◆ **Given text**
The intentions of these posts are to assist people and any generalizations and assumptions about FFAs, men in general and such are made with the hopes of not offending anyone, but helping those in need.

Additionally, some of what I share may seem contradictory to what I've suggested to BHMs, but I'm approaching this from the perspective of an FFA seeking a potential BHM partner, and addressing her unique needs and concerns.

***

Now to you, the laudable ladies that love large lads, hunting of the wild BHM has its own pitfalls and issues. As a person, it's hard to decide who your are attracted to -- it just kind of happens. As a lover of bigger men, it can be daunting to find and attract the right guy to fire your heart and desires, whether you are a thin svelte woman or the most voluptuous of BBWs. All too many BHM are shy. Many have been hurt and bear emotional scars. The sad fact is that a lot of bigger guy can't grasp the idea of being loved by a woman, particularly since the don't even love themselves. I know all to well; once I was one of them. 

At the very core of it is that if you are into a bigger man, and attracted to him, you will need to accept and comes to terms with the type of man he is. Do you like men that simply have a bit more padding? Do you like a big man with a nice round belly? Do you have fantasies of feeding a man until he is enormous? You'll need to accept what your type is and seek him out. If you like smaller men, trying to convince yourself that you'll become attracted to a much larger man may not be an option for you. Conversely, if you like an SSBHM, the thinner BHM man not be to your liking in the end. A great many men will not want to gain weight to the size you may wish. Many want to or are trying to lose their girth via diets and exercise. Many FFAs love all kinds of men, whiles others have their ranges of attraction. Don't apologize for who you are attracted to -- just love the men you dream of and as often as you can.

◆ **Parts of the exercise**
1/ Translate this sentence from the post into Spanish: "Many have been hurt and bear emotional scars."
2/ Repeat the passage of the post starting at "Additionally, some of" and ending at "one of them.".

Element box records
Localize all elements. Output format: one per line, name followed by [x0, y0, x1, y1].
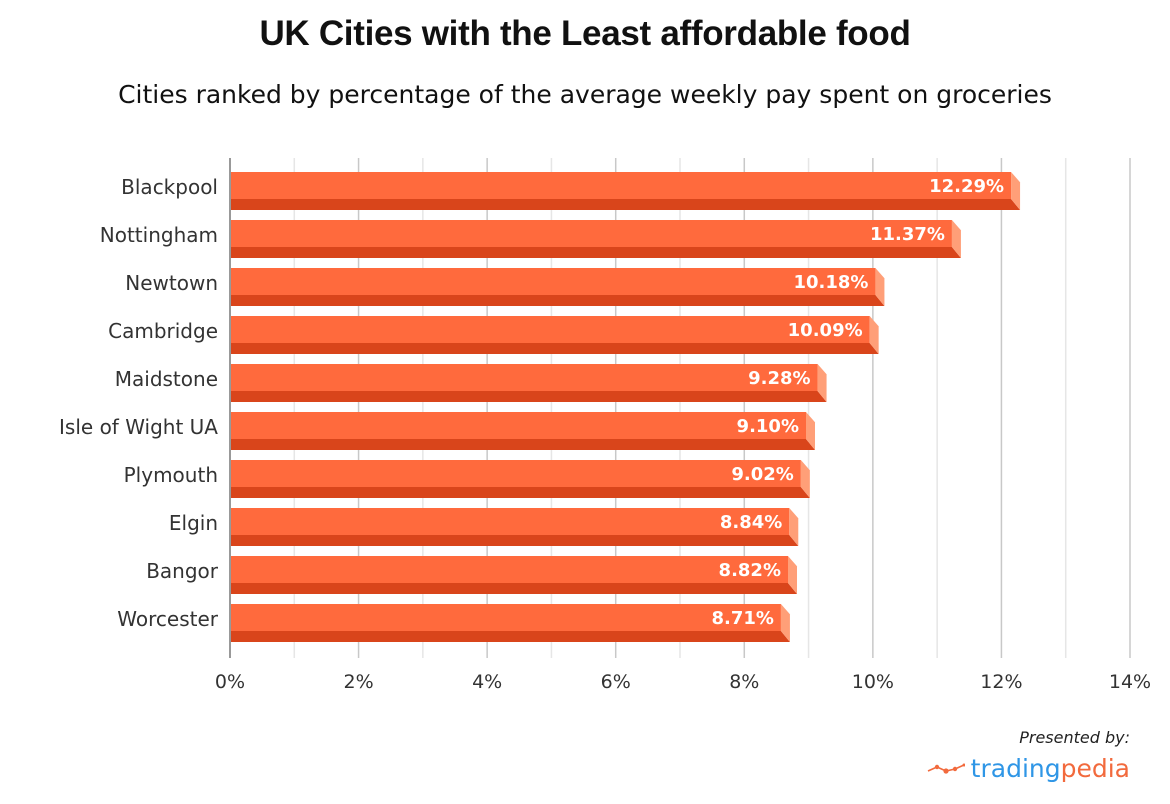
category-label: Elgin	[169, 511, 218, 535]
value-label: 9.10%	[737, 416, 799, 437]
value-label: 8.71%	[711, 608, 773, 629]
bar-bottom	[230, 247, 961, 258]
presented-by-text: Presented by:	[1019, 728, 1130, 747]
bar-face	[230, 604, 781, 631]
bar-end-cap	[788, 556, 797, 594]
bar-group: 11.37%	[230, 220, 961, 258]
value-label: 10.09%	[788, 320, 863, 341]
category-label: Cambridge	[108, 319, 218, 343]
x-tick-label: 2%	[343, 671, 373, 693]
bar-end-cap	[817, 364, 827, 402]
value-label: 9.28%	[748, 368, 810, 389]
logo-text-trading: trading	[970, 754, 1061, 783]
chart-subtitle: Cities ranked by percentage of the avera…	[118, 80, 1052, 109]
category-label: Worcester	[117, 607, 218, 631]
bar-bottom	[230, 295, 885, 306]
tradingpedia-logo: tradingpedia	[927, 754, 1130, 783]
bar-group: 9.10%	[230, 412, 815, 450]
bar-bottom	[230, 535, 799, 546]
category-label: Blackpool	[121, 175, 218, 199]
value-label: 9.02%	[731, 464, 793, 485]
logo-text-pedia: pedia	[1060, 754, 1130, 783]
value-label: 8.82%	[719, 560, 781, 581]
category-label: Nottingham	[100, 223, 218, 247]
bar-end-cap	[789, 508, 799, 546]
bar-face	[230, 460, 801, 487]
x-tick-label: 14%	[1109, 671, 1151, 693]
chart-title: UK Cities with the Least affordable food	[259, 14, 911, 53]
bar-group: 8.82%	[230, 556, 797, 594]
bar-face	[230, 220, 952, 247]
bar-bottom	[230, 343, 879, 354]
bar-bottom	[230, 583, 797, 594]
bar-end-cap	[875, 268, 885, 306]
bar-group: 9.28%	[230, 364, 827, 402]
bar-bottom	[230, 487, 810, 498]
category-label: Newtown	[125, 271, 218, 295]
category-label: Maidstone	[115, 367, 218, 391]
category-label: Isle of Wight UA	[59, 415, 218, 439]
value-label: 10.18%	[793, 272, 868, 293]
bar-bottom	[230, 439, 815, 450]
x-tick-label: 6%	[601, 671, 631, 693]
bar-bottom	[230, 631, 790, 642]
value-label: 12.29%	[929, 176, 1004, 197]
bar-group: 9.02%	[230, 460, 810, 498]
bar-group: 8.71%	[230, 604, 790, 642]
bar-end-cap	[806, 412, 815, 450]
x-tick-label: 8%	[729, 671, 759, 693]
bar-group: 12.29%	[230, 172, 1021, 210]
x-tick-label: 0%	[215, 671, 245, 693]
x-tick-label: 10%	[852, 671, 894, 693]
bar-group: 8.84%	[230, 508, 799, 546]
bar-end-cap	[951, 220, 961, 258]
bar-group: 10.18%	[230, 268, 885, 306]
bar-face	[230, 268, 876, 295]
value-label: 11.37%	[870, 224, 945, 245]
x-tick-label: 4%	[472, 671, 502, 693]
category-label: Bangor	[146, 559, 219, 583]
bar-group: 10.09%	[230, 316, 879, 354]
bar-end-cap	[800, 460, 810, 498]
trend-line-icon	[927, 763, 965, 774]
bar-face	[230, 556, 788, 583]
category-labels: Blackpool Nottingham Newtown Cambridge Maids…	[59, 175, 219, 631]
bar-face	[230, 412, 806, 439]
value-label: 8.84%	[720, 512, 782, 533]
bar-face	[230, 508, 790, 535]
x-tick-label: 12%	[980, 671, 1022, 693]
bar-end-cap	[1011, 172, 1021, 210]
bar-bottom	[230, 391, 827, 402]
bar-end-cap	[869, 316, 879, 354]
bars: 12.29% 11.37% 10.18% 10.09% 9.28% 9.10% 9.02% 8…	[230, 172, 1021, 642]
category-label: Plymouth	[124, 463, 218, 487]
bar-face	[230, 316, 870, 343]
x-tick-labels: 0% 2% 4% 6% 8% 10% 12% 14%	[215, 671, 1151, 693]
bar-end-cap	[780, 604, 790, 642]
bar-face	[230, 364, 818, 391]
bar-face	[230, 172, 1012, 199]
bar-bottom	[230, 199, 1021, 210]
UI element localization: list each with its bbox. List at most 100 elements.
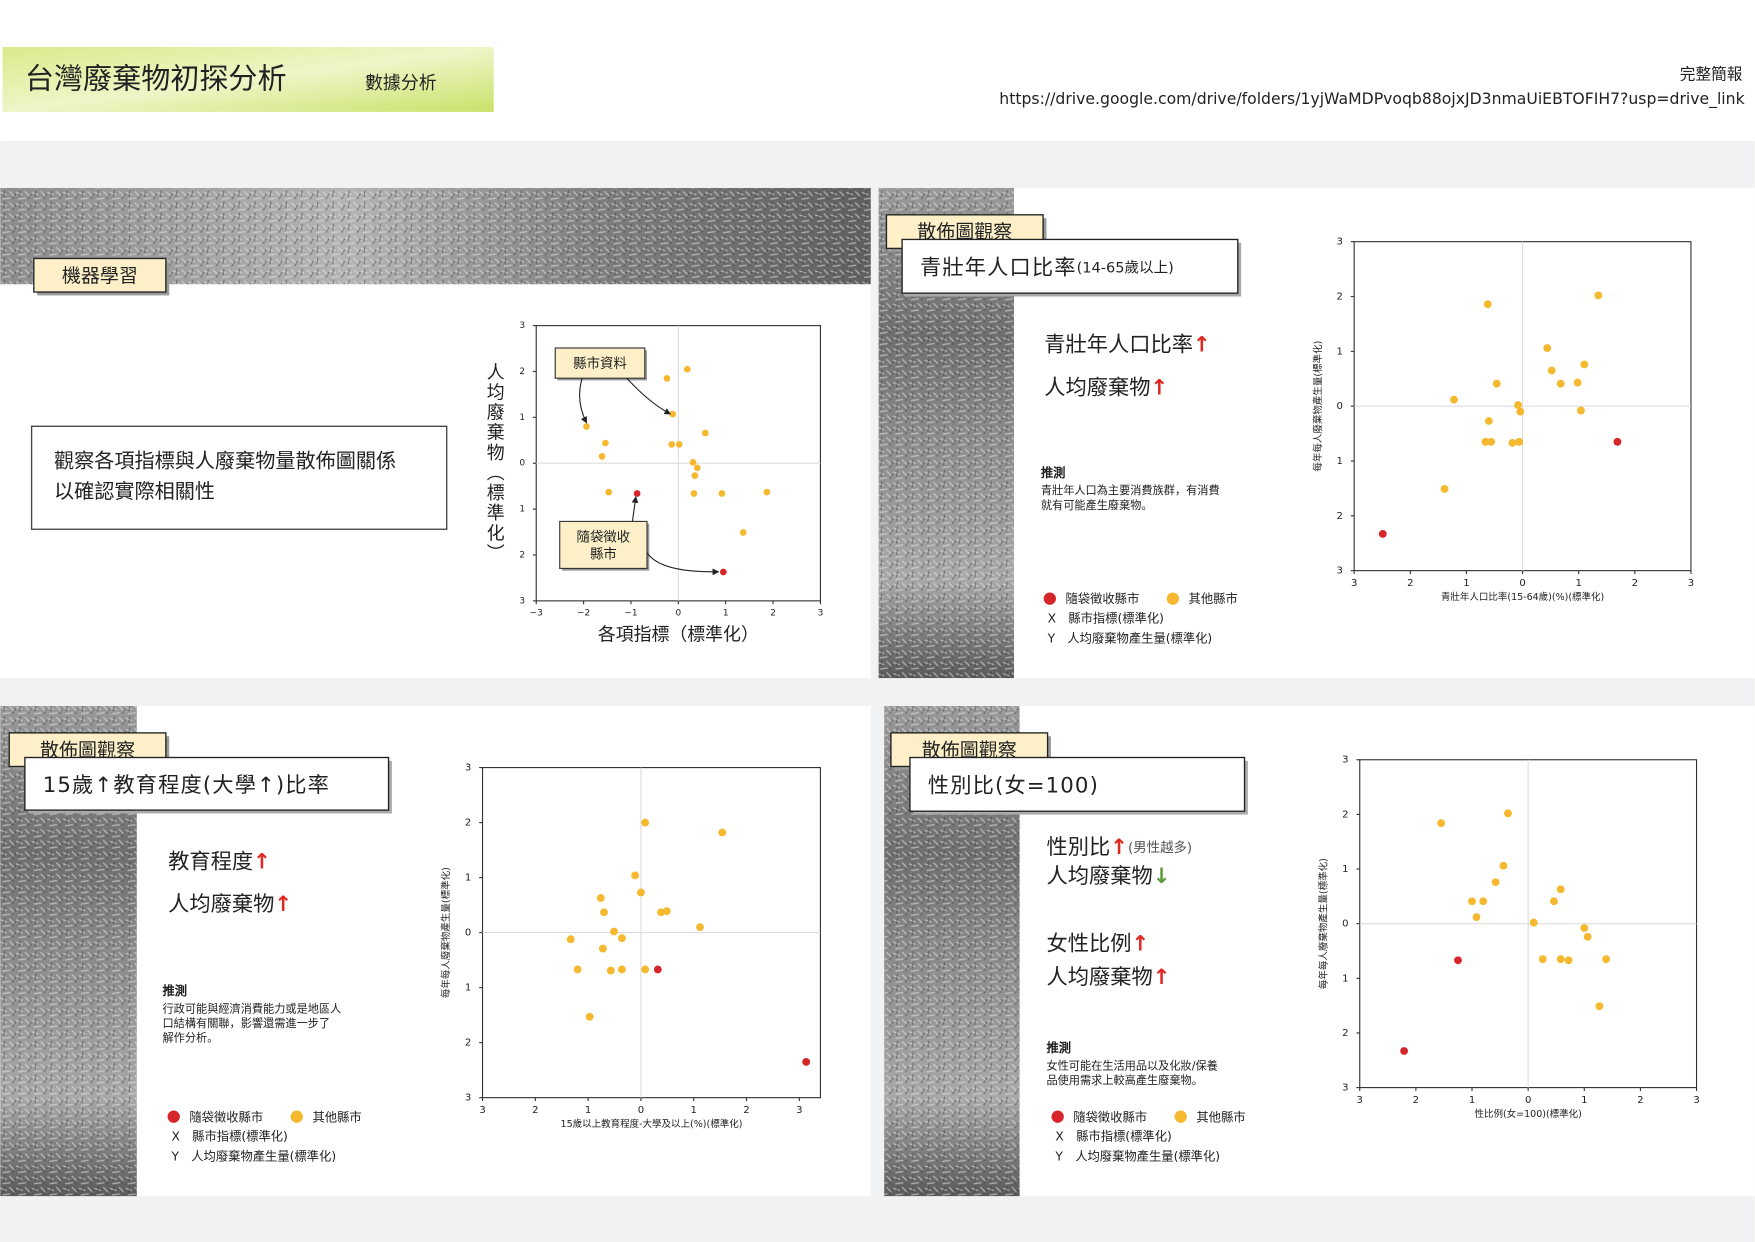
annotation-arrow bbox=[579, 378, 588, 424]
legend-swatch bbox=[1051, 1110, 1064, 1123]
trend-arrow: ↑ bbox=[1153, 965, 1171, 990]
header-subtitle: 數據分析 bbox=[365, 73, 437, 94]
data-point bbox=[641, 818, 650, 827]
title-text: 15歲↑教育程度(大學↑)比率 bbox=[43, 773, 330, 798]
data-point bbox=[1547, 366, 1556, 375]
x-tick-label: 3 bbox=[818, 609, 824, 619]
observation: 性別比↑(男性越多) bbox=[1046, 835, 1192, 860]
data-point bbox=[1492, 379, 1501, 388]
observation: 人均廢棄物↓ bbox=[1046, 864, 1170, 889]
legend-swatch bbox=[1043, 592, 1056, 605]
header-title: 台灣廢棄物初探分析 bbox=[25, 62, 287, 96]
inference-text: 青壯年人口為主要消費族群，有消費 bbox=[1041, 483, 1220, 497]
x-tick-label: 2 bbox=[1632, 578, 1638, 589]
y-axis-label: 每年每人廢棄物產生量(標準化) bbox=[1317, 858, 1329, 989]
y-tick-label: 1 bbox=[519, 413, 525, 423]
x-tick-label: 3 bbox=[1351, 578, 1357, 589]
inference-text: 行政可能與經濟消費能力或是地區人 bbox=[163, 1001, 342, 1015]
y-tick-label: 3 bbox=[1342, 1083, 1348, 1094]
data-point bbox=[1613, 437, 1622, 446]
legend-note: Y 人均廢棄物產生量(標準化) bbox=[170, 1148, 336, 1163]
inference-text: 品使用需求上較高產生廢棄物。 bbox=[1046, 1073, 1202, 1087]
data-point bbox=[1437, 819, 1446, 828]
data-point bbox=[1550, 897, 1558, 906]
data-point bbox=[1508, 438, 1517, 447]
data-point bbox=[1515, 437, 1524, 446]
y-tick-label: 1 bbox=[1342, 864, 1348, 875]
data-point bbox=[1564, 956, 1573, 965]
y-tick-label: 0 bbox=[519, 459, 525, 469]
data-point bbox=[1499, 861, 1508, 870]
data-point bbox=[668, 441, 676, 448]
data-point bbox=[1479, 897, 1488, 906]
data-point bbox=[718, 828, 727, 837]
inference-text: 女性可能在生活用品以及化妝/保養 bbox=[1046, 1058, 1217, 1072]
observation-text: 人均廢棄物 bbox=[168, 892, 274, 917]
data-point bbox=[573, 965, 582, 974]
trend-arrow: ↑ bbox=[253, 850, 271, 875]
data-point bbox=[1504, 809, 1512, 818]
legend-label: 其他縣市 bbox=[1189, 591, 1238, 606]
data-point bbox=[690, 490, 698, 497]
annotation-text: 隨袋徵收 bbox=[577, 530, 631, 546]
y-tick-label: 3 bbox=[1337, 566, 1343, 577]
data-point bbox=[653, 965, 662, 974]
data-point bbox=[566, 935, 575, 944]
data-point bbox=[663, 375, 671, 382]
annotation-box bbox=[559, 520, 648, 569]
data-point bbox=[1543, 344, 1552, 352]
title-text: 性別比(女=100) bbox=[928, 774, 1099, 799]
observation: 人均廢棄物↑ bbox=[1044, 375, 1168, 400]
panel-title: 性別比(女=100) bbox=[928, 774, 1099, 799]
tag-label: 散佈圖觀察 bbox=[40, 739, 135, 761]
observation: 女性比例↑ bbox=[1046, 931, 1149, 956]
inference-text: 口結構有關聯，影響還需進一步了 bbox=[163, 1016, 331, 1030]
x-tick-label: 1 bbox=[585, 1105, 591, 1116]
legend-swatch bbox=[167, 1110, 180, 1123]
y-tick-label: 0 bbox=[465, 928, 471, 939]
data-point bbox=[600, 908, 608, 917]
trend-arrow: ↑ bbox=[1131, 931, 1149, 956]
data-point bbox=[583, 423, 590, 430]
legend-label: 其他縣市 bbox=[1196, 1109, 1245, 1124]
y-tick-label: 1 bbox=[1342, 973, 1348, 984]
data-point bbox=[1440, 485, 1449, 493]
x-tick-label: 0 bbox=[1519, 578, 1525, 589]
y-tick-label: 3 bbox=[519, 596, 525, 606]
x-tick-label: 3 bbox=[1357, 1095, 1363, 1106]
x-tick-label: 1 bbox=[1581, 1095, 1587, 1106]
x-axis-label: 性比例(女=100)(標準化) bbox=[1474, 1108, 1581, 1120]
x-tick-label: 1 bbox=[1463, 578, 1469, 589]
data-point bbox=[719, 568, 727, 576]
observation-text: 人均廢棄物 bbox=[1044, 375, 1150, 400]
inference-text: 解作分析。 bbox=[163, 1030, 219, 1044]
y-tick-label: 3 bbox=[519, 321, 525, 331]
text-box bbox=[30, 425, 448, 530]
trend-arrow: ↑ bbox=[1193, 333, 1211, 358]
data-point bbox=[610, 927, 618, 936]
header-banner bbox=[2, 46, 494, 112]
x-tick-label: 3 bbox=[479, 1105, 485, 1116]
title-text: 青壯年人口比率 bbox=[920, 256, 1077, 281]
legend-label: 隨袋徵收縣市 bbox=[189, 1109, 263, 1124]
legend-label: 隨袋徵收縣市 bbox=[1073, 1109, 1147, 1124]
data-point bbox=[633, 490, 641, 497]
link-url: https://drive.google.com/drive/folders/1… bbox=[999, 89, 1745, 109]
data-point bbox=[598, 944, 607, 953]
observation-text: 青壯年人口比率 bbox=[1044, 333, 1193, 358]
x-tick-label: 2 bbox=[770, 609, 776, 619]
inference-title: 推測 bbox=[163, 983, 188, 998]
title-box bbox=[901, 238, 1239, 294]
data-point bbox=[1538, 955, 1547, 964]
inference-text: 就有可能產生廢棄物。 bbox=[1041, 498, 1153, 512]
panel-title: 15歲↑教育程度(大學↑)比率 bbox=[43, 773, 330, 798]
y-tick-label: 3 bbox=[465, 1093, 471, 1104]
annotation-arrow bbox=[626, 377, 672, 415]
inference-title: 推測 bbox=[1046, 1040, 1071, 1055]
data-point bbox=[1577, 406, 1585, 415]
data-point bbox=[585, 1012, 594, 1021]
legend-note: Y 人均廢棄物產生量(標準化) bbox=[1054, 1148, 1220, 1163]
title-box bbox=[24, 756, 390, 811]
x-tick-label: 2 bbox=[1637, 1095, 1643, 1106]
data-point bbox=[689, 458, 697, 466]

◆ **Answers per task**
1/ Muchos han sido heridos y llevan cicatrices emocionales.

2/
Additionally, some of what I share may seem contradictory to what I've suggested to BHMs, but I'm approaching this from the perspective of an FFA seeking a potential BHM partner, and addressing her unique needs and concerns.

***

Now to you, the laudable ladies that love large lads, hunting of the wild BHM has its own pitfalls and issues. As a person, it's hard to decide who your are attracted to -- it just kind of happens. As a lover of bigger men, it can be daunting to find and attract the right guy to fire your heart and desires, whether you are a thin svelte woman or the most voluptuous of BBWs. All too many BHM are shy. Many have been hurt and bear emotional scars. The sad fact is that a lot of bigger guy can't grasp the idea of being loved by a woman, particularly since the don't even love themselves. I know all to well; once I was one of them.